Brief: Below is a block of records; repeat each one exactly.

Data for this exercise:
══════════
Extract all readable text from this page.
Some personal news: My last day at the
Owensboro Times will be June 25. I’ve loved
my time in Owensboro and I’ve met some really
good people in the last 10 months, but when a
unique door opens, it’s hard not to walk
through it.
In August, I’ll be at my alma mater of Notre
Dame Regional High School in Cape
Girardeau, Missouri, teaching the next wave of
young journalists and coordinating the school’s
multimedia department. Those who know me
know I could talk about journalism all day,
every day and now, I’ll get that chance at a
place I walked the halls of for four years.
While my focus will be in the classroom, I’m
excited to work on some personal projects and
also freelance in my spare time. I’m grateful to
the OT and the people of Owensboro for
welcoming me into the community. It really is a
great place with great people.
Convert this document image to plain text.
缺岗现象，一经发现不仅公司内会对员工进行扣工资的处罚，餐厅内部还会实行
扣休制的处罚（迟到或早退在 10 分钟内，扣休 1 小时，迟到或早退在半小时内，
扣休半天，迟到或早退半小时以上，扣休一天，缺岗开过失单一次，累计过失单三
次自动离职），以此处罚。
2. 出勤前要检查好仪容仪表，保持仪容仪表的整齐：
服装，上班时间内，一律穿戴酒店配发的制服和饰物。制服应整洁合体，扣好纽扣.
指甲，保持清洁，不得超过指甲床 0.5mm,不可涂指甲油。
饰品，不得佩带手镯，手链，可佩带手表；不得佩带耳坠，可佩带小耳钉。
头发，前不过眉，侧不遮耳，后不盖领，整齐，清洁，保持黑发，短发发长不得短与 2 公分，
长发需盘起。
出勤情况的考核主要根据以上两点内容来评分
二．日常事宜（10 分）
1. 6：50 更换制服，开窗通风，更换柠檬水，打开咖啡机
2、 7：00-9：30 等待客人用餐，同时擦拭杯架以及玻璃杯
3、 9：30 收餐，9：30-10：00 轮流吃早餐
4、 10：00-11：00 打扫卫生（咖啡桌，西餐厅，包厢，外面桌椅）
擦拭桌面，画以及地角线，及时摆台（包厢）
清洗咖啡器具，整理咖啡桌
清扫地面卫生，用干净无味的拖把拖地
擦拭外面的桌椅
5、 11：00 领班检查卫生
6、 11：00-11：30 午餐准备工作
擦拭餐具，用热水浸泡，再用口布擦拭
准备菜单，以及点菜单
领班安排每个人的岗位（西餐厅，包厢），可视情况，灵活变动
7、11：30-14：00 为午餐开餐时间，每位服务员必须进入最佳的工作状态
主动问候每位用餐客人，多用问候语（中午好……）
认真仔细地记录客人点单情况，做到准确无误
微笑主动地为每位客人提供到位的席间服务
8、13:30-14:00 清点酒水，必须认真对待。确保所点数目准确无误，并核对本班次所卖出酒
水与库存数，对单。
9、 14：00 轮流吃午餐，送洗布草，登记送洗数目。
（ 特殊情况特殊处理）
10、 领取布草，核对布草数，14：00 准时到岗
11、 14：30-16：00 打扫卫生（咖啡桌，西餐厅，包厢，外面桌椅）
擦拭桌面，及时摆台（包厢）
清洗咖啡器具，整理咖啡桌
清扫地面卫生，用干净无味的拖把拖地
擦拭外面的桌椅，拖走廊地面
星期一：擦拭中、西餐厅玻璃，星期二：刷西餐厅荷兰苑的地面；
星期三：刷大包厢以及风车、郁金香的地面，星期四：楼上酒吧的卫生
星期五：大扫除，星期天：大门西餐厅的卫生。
══════════
Response to the exercise:
Extract all readable text from this page.
Some personal news: My last day at the
Owensboro Times will be June 25. I’ve loved
my time in Owensboro and I’ve met some really
good people in the last 10 months, but when a
unique door opens, it’s hard not to walk
through it.
In August, I’ll be at my alma mater of Notre
Dame Regional High School in Cape
Girardeau, Missouri, teaching the next wave of
young journalists and coordinating the school’s
multimedia department. Those who know me
know I could talk about journalism all day,
every day and now, I’ll get that chance at a
place I walked the halls of for four years.
While my focus will be in the classroom, I’m
excited to work on some personal projects and
also freelance in my spare time. I’m grateful to
the OT and the people of Owensboro for
welcoming me into the community. It really is a
great place with great people.
Convert this document image to plain text.
缺岗现象，一经发现不仅公司内会对员工进行扣工资的处罚，餐厅内部还会实行
扣休制的处罚（迟到或早退在 10 分钟内，扣休 1 小时，迟到或早退在半小时内，
扣休半天，迟到或早退半小时以上，扣休一天，缺岗开过失单一次，累计过失单三
次自动离职），以此处罚。
2. 出勤前要检查好仪容仪表，保持仪容仪表的整齐：
服装，上班时间内，一律穿戴酒店配发的制服和饰物。制服应整洁合体，扣好纽扣.
指甲，保持清洁，不得超过指甲床 0.5mm,不可涂指甲油。
饰品，不得佩带手镯，手链，可佩带手表；不得佩带耳坠，可佩带小耳钉。
头发，前不过眉，侧不遮耳，后不盖领，整齐，清洁，保持黑发，短发发长不得短与 2 公分，
长发需盘起。
出勤情况的考核主要根据以上两点内容来评分
二．日常事宜（10 分）
1. 6：50 更换制服，开窗通风，更换柠檬水，打开咖啡机
2、 7：00-9：30 等待客人用餐，同时擦拭杯架以及玻璃杯
3、 9：30 收餐，9：30-10：00 轮流吃早餐
4、 10：00-11：00 打扫卫生（咖啡桌，西餐厅，包厢，外面桌椅）
擦拭桌面，画以及地角线，及时摆台（包厢）
清洗咖啡器具，整理咖啡桌
清扫地面卫生，用干净无味的拖把拖地
擦拭外面的桌椅
5、 11：00 领班检查卫生
6、 11：00-11：30 午餐准备工作
擦拭餐具，用热水浸泡，再用口布擦拭
准备菜单，以及点菜单
领班安排每个人的岗位（西餐厅，包厢），可视情况，灵活变动
7、11：30-14：00 为午餐开餐时间，每位服务员必须进入最佳的工作状态
主动问候每位用餐客人，多用问候语（中午好……）
认真仔细地记录客人点单情况，做到准确无误
微笑主动地为每位客人提供到位的席间服务
8、13:30-14:00 清点酒水，必须认真对待。确保所点数目准确无误，并核对本班次所卖出酒
水与库存数，对单。
9、 14：00 轮流吃午餐，送洗布草，登记送洗数目。
（ 特殊情况特殊处理）
10、 领取布草，核对布草数，14：00 准时到岗
11、 14：30-16：00 打扫卫生（咖啡桌，西餐厅，包厢，外面桌椅）
擦拭桌面，及时摆台（包厢）
清洗咖啡器具，整理咖啡桌
清扫地面卫生，用干净无味的拖把拖地
擦拭外面的桌椅，拖走廊地面
星期一：擦拭中、西餐厅玻璃，星期二：刷西餐厅荷兰苑的地面；
星期三：刷大包厢以及风车、郁金香的地面，星期四：楼上酒吧的卫生
星期五：大扫除，星期天：大门西餐厅的卫生。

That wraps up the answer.